All of the data below must be repeated exactly.

** Start Task input **

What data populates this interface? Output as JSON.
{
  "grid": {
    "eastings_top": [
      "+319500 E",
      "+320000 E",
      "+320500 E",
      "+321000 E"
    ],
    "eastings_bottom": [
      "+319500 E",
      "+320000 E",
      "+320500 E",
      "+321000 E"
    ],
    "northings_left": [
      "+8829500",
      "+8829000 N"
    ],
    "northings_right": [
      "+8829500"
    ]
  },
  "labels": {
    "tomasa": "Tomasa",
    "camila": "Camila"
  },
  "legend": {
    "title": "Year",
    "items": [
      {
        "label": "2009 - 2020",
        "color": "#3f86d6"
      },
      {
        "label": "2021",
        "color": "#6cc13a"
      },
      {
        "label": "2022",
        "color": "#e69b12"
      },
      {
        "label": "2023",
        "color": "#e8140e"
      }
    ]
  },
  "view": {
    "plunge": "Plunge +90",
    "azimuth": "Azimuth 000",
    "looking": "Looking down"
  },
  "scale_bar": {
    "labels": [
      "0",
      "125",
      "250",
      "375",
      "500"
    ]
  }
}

** End Task input **

> **Result below**
What data populates this interface? Output as JSON.
{
  "grid": {
    "eastings_top": [
      "+319500 E",
      "+320000 E",
      "+320500 E",
      "+321000 E"
    ],
    "eastings_bottom": [
      "+319500 E",
      "+320000 E",
      "+320500 E",
      "+321000 E"
    ],
    "northings_left": [
      "+8829500",
      "+8829000 N"
    ],
    "northings_right": [
      "+8829500"
    ]
  },
  "labels": {
    "tomasa": "Tomasa",
    "camila": "Camila"
  },
  "legend": {
    "title": "Year",
    "items": [
      {
        "label": "2009 - 2020",
        "color": "#3f86d6"
      },
      {
        "label": "2021",
        "color": "#6cc13a"
      },
      {
        "label": "2022",
        "color": "#e69b12"
      },
      {
        "label": "2023",
        "color": "#e8140e"
      }
    ]
  },
  "view": {
    "plunge": "Plunge +90",
    "azimuth": "Azimuth 000",
    "looking": "Looking down"
  },
  "scale_bar": {
    "labels": [
      "0",
      "125",
      "250",
      "375",
      "500"
    ]
  }
}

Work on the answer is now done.